→ **THE TASK**:
Return each line of the material verbatim.

→ **DATA SHOWN**:
====
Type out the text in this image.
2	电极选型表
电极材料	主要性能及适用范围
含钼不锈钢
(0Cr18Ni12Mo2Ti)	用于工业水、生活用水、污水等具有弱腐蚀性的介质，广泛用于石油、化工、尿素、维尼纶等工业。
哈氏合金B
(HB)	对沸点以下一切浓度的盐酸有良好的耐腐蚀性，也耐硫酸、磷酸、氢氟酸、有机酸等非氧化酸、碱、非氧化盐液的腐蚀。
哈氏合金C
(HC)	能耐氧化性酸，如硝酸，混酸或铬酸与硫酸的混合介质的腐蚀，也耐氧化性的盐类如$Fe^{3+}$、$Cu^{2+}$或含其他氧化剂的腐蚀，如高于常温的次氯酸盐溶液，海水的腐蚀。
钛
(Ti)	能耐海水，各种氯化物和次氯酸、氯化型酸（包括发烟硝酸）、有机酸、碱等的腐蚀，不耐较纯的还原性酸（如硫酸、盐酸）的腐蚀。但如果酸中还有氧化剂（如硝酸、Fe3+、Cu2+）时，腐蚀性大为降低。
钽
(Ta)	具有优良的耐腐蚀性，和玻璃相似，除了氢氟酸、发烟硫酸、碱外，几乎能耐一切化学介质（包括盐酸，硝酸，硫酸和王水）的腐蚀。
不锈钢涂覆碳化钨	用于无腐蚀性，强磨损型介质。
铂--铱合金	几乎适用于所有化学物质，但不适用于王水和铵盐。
====
→ **FINAL ANSWER**:
Type out the text in this image.
2	电极选型表
电极材料	主要性能及适用范围
含钼不锈钢
(0Cr18Ni12Mo2Ti)	用于工业水、生活用水、污水等具有弱腐蚀性的介质，广泛用于石油、化工、尿素、维尼纶等工业。
哈氏合金B
(HB)	对沸点以下一切浓度的盐酸有良好的耐腐蚀性，也耐硫酸、磷酸、氢氟酸、有机酸等非氧化酸、碱、非氧化盐液的腐蚀。
哈氏合金C
(HC)	能耐氧化性酸，如硝酸，混酸或铬酸与硫酸的混合介质的腐蚀，也耐氧化性的盐类如$Fe^{3+}$、$Cu^{2+}$或含其他氧化剂的腐蚀，如高于常温的次氯酸盐溶液，海水的腐蚀。
钛
(Ti)	能耐海水，各种氯化物和次氯酸、氯化型酸（包括发烟硝酸）、有机酸、碱等的腐蚀，不耐较纯的还原性酸（如硫酸、盐酸）的腐蚀。但如果酸中还有氧化剂（如硝酸、Fe3+、Cu2+）时，腐蚀性大为降低。
钽
(Ta)	具有优良的耐腐蚀性，和玻璃相似，除了氢氟酸、发烟硫酸、碱外，几乎能耐一切化学介质（包括盐酸，硝酸，硫酸和王水）的腐蚀。
不锈钢涂覆碳化钨	用于无腐蚀性，强磨损型介质。
铂--铱合金	几乎适用于所有化学物质，但不适用于王水和铵盐。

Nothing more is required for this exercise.